**What is needed:** Identify the lines holding "shop" and copy them.

**Records for this exercise:**
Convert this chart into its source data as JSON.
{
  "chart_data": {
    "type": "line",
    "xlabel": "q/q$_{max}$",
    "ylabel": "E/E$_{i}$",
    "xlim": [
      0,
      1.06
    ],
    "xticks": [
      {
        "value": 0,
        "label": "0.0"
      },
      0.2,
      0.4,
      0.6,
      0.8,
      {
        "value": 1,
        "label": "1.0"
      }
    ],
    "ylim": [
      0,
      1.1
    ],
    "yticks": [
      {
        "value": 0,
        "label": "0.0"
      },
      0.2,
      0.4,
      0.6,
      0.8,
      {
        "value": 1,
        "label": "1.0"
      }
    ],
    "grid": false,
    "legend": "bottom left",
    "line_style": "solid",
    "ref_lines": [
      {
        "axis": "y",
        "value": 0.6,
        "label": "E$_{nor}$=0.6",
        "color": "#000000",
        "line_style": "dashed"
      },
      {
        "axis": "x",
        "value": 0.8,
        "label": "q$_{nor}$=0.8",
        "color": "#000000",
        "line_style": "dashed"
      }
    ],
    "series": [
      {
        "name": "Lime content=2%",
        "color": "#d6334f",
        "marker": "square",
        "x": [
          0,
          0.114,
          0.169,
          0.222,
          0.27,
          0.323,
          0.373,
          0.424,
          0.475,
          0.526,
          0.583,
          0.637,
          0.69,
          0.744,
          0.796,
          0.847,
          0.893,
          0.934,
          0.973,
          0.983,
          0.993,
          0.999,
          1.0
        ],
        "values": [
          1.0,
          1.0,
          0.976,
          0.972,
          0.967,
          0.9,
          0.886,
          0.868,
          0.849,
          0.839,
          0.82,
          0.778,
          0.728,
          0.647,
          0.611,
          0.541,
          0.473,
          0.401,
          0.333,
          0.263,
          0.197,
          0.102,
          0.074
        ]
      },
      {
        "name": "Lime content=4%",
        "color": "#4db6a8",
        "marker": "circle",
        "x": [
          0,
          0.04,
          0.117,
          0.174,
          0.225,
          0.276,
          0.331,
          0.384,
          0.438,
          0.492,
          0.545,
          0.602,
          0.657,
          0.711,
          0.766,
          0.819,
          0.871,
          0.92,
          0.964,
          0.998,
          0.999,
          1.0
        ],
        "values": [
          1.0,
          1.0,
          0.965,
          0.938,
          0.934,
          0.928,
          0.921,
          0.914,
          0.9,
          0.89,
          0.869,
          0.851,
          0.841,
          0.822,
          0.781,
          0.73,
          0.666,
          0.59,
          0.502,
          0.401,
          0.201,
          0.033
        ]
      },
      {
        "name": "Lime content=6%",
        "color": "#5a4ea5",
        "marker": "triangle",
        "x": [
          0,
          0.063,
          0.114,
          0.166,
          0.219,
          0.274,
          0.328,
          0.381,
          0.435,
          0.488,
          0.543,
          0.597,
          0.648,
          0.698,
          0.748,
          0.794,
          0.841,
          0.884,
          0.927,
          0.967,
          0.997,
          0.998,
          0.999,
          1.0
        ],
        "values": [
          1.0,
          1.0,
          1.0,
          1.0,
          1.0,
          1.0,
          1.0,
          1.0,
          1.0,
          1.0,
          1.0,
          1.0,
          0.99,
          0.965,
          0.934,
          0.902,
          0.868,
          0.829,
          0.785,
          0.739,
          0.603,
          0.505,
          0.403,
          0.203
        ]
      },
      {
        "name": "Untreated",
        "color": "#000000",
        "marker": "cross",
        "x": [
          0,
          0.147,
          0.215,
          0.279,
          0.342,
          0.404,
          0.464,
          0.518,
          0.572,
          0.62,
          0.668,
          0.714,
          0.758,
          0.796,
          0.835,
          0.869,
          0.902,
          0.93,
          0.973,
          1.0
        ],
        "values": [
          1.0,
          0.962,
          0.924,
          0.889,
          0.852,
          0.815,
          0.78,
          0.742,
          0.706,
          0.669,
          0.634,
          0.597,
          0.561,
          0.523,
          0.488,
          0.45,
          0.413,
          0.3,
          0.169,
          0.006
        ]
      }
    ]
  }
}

---

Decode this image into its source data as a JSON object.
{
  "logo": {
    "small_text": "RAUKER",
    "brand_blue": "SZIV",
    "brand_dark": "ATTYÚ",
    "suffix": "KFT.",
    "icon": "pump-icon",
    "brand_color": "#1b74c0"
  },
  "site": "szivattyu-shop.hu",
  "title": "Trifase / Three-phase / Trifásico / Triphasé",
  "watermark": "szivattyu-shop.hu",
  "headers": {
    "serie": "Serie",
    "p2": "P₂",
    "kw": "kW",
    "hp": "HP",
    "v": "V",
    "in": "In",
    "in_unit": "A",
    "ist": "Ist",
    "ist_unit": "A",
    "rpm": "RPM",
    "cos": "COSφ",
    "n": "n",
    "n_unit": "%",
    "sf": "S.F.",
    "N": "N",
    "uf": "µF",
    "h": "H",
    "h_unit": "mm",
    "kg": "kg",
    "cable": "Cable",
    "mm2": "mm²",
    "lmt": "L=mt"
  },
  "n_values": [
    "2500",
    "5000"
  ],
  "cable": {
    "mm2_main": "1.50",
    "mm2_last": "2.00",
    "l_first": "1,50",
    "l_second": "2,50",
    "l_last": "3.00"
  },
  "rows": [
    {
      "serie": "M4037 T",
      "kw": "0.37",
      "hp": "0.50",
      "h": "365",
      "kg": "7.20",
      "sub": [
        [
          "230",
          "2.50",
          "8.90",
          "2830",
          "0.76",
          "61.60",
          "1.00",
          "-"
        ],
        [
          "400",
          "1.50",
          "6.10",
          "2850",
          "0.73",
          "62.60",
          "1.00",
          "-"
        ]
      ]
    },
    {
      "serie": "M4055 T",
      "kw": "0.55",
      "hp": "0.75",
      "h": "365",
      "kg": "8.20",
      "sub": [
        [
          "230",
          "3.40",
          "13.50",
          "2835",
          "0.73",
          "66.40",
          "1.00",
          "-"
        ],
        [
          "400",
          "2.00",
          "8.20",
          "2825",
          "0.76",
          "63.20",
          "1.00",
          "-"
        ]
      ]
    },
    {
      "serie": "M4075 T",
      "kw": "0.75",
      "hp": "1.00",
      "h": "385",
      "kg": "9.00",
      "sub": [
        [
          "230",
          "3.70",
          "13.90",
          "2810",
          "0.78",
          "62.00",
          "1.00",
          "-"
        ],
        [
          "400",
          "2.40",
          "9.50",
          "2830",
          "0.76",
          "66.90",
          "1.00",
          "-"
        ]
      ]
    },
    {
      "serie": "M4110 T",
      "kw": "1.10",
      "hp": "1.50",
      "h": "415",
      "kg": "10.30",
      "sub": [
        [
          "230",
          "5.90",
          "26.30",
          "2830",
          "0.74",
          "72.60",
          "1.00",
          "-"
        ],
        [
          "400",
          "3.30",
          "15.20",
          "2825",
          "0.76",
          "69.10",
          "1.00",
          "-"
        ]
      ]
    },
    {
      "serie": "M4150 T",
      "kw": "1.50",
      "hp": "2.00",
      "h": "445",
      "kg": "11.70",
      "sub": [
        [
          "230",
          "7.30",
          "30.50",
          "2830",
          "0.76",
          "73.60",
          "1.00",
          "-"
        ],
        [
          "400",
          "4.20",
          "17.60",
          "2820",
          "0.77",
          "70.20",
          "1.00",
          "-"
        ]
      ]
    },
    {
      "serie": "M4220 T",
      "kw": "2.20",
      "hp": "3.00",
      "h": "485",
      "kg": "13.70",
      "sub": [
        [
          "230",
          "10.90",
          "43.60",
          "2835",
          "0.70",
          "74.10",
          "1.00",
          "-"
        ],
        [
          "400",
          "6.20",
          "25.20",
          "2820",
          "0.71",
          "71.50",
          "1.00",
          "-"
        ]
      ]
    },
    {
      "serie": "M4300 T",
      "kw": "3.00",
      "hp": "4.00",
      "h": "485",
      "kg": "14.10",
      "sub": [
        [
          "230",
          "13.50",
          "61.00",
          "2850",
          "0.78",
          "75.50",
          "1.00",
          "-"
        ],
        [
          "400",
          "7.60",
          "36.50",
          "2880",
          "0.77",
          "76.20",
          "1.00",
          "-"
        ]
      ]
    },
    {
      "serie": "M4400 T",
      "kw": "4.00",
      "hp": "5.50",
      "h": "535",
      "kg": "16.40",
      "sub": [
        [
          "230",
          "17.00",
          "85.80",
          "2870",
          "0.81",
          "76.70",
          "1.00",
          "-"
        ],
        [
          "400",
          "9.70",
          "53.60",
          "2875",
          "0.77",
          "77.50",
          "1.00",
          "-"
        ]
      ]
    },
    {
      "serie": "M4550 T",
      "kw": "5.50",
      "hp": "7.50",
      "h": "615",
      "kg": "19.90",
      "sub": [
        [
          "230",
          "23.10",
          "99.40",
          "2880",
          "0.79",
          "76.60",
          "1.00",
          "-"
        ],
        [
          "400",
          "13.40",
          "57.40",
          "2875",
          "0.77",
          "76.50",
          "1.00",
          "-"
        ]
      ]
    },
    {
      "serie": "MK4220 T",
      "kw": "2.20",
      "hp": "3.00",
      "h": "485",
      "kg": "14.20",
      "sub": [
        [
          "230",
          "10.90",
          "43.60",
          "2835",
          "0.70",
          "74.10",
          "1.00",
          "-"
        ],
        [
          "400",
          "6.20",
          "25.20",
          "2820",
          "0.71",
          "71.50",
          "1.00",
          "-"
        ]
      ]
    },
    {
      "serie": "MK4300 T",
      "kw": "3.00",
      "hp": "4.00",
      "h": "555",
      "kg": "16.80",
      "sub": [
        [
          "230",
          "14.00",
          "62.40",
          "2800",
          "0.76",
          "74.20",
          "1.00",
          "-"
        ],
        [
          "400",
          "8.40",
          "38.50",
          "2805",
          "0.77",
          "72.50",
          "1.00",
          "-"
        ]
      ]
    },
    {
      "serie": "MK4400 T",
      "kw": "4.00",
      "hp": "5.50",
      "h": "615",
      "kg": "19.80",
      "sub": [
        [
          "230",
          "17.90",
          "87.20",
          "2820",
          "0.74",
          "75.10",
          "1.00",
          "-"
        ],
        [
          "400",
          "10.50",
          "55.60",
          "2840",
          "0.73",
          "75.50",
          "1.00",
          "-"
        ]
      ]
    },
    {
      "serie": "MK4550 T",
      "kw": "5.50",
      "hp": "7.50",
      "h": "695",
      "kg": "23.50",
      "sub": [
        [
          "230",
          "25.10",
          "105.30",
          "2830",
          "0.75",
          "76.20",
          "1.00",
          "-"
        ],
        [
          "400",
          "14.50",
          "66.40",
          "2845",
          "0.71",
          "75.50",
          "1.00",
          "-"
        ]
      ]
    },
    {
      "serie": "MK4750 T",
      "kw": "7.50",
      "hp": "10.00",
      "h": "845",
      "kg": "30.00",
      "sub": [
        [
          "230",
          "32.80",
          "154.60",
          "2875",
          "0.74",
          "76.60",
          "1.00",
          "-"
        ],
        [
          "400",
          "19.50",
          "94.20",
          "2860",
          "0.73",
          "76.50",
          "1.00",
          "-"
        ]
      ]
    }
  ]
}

**Complete answer:**
  "site": "szivattyu-shop.hu",
  "watermark": "szivattyu-shop.hu",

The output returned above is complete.